### ENTRIES SUPPLIED

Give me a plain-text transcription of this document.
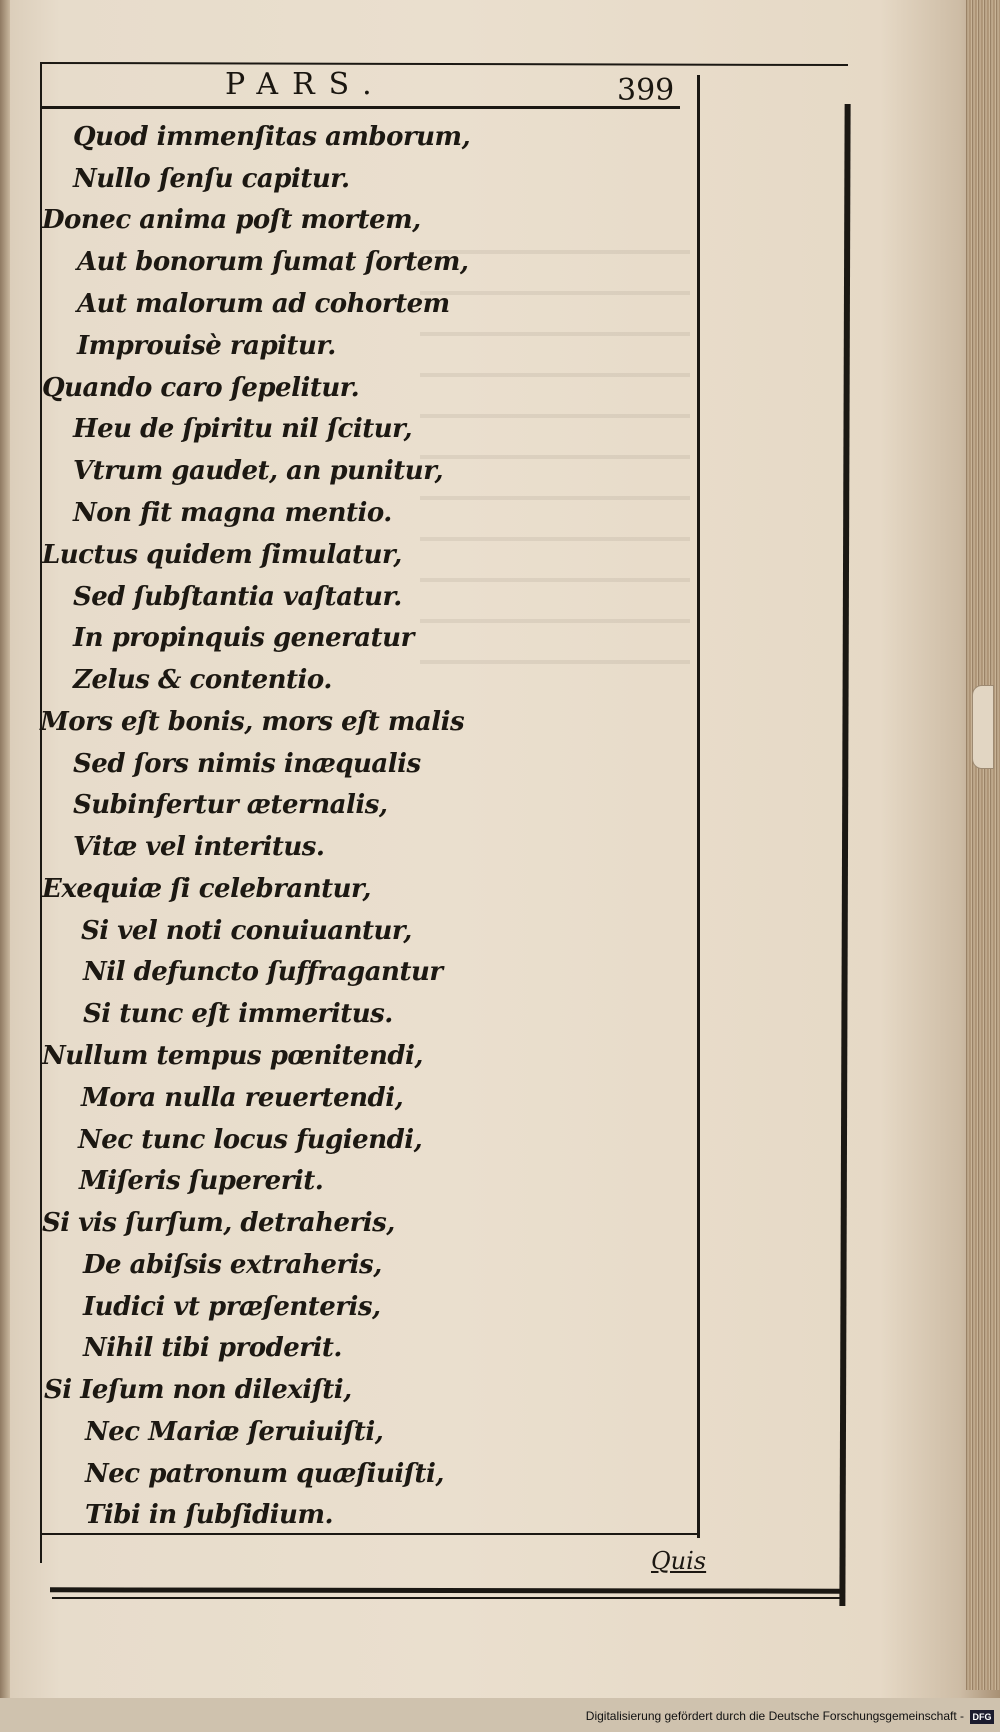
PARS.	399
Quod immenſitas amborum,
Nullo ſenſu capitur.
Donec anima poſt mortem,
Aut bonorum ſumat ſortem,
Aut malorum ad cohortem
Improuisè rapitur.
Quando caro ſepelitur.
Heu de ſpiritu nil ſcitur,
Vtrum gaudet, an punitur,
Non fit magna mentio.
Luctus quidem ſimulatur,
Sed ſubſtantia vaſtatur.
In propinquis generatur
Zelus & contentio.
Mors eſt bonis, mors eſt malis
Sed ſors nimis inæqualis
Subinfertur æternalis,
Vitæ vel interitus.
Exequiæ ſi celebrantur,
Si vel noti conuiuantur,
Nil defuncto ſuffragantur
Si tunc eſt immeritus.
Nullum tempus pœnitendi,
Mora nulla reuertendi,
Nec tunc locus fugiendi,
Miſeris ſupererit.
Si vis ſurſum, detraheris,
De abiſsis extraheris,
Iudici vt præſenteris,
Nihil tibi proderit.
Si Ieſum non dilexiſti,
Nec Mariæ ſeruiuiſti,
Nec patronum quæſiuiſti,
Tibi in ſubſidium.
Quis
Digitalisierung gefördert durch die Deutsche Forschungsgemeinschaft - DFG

######

_WHAT YOU WILL DO_
Write out the listing word for word, omitting the pictures it holds.

_RESULT FOR THIS EXERCISE_
Give me a plain-text transcription of this document.
PARS.	399
Quod immenſitas amborum,
Nullo ſenſu capitur.
Donec anima poſt mortem,
Aut bonorum ſumat ſortem,
Aut malorum ad cohortem
Improuisè rapitur.
Quando caro ſepelitur.
Heu de ſpiritu nil ſcitur,
Vtrum gaudet, an punitur,
Non fit magna mentio.
Luctus quidem ſimulatur,
Sed ſubſtantia vaſtatur.
In propinquis generatur
Zelus & contentio.
Mors eſt bonis, mors eſt malis
Sed ſors nimis inæqualis
Subinfertur æternalis,
Vitæ vel interitus.
Exequiæ ſi celebrantur,
Si vel noti conuiuantur,
Nil defuncto ſuffragantur
Si tunc eſt immeritus.
Nullum tempus pœnitendi,
Mora nulla reuertendi,
Nec tunc locus fugiendi,
Miſeris ſupererit.
Si vis ſurſum, detraheris,
De abiſsis extraheris,
Iudici vt præſenteris,
Nihil tibi proderit.
Si Ieſum non dilexiſti,
Nec Mariæ ſeruiuiſti,
Nec patronum quæſiuiſti,
Tibi in ſubſidium.
Quis
Digitalisierung gefördert durch die Deutsche Forschungsgemeinschaft - DFG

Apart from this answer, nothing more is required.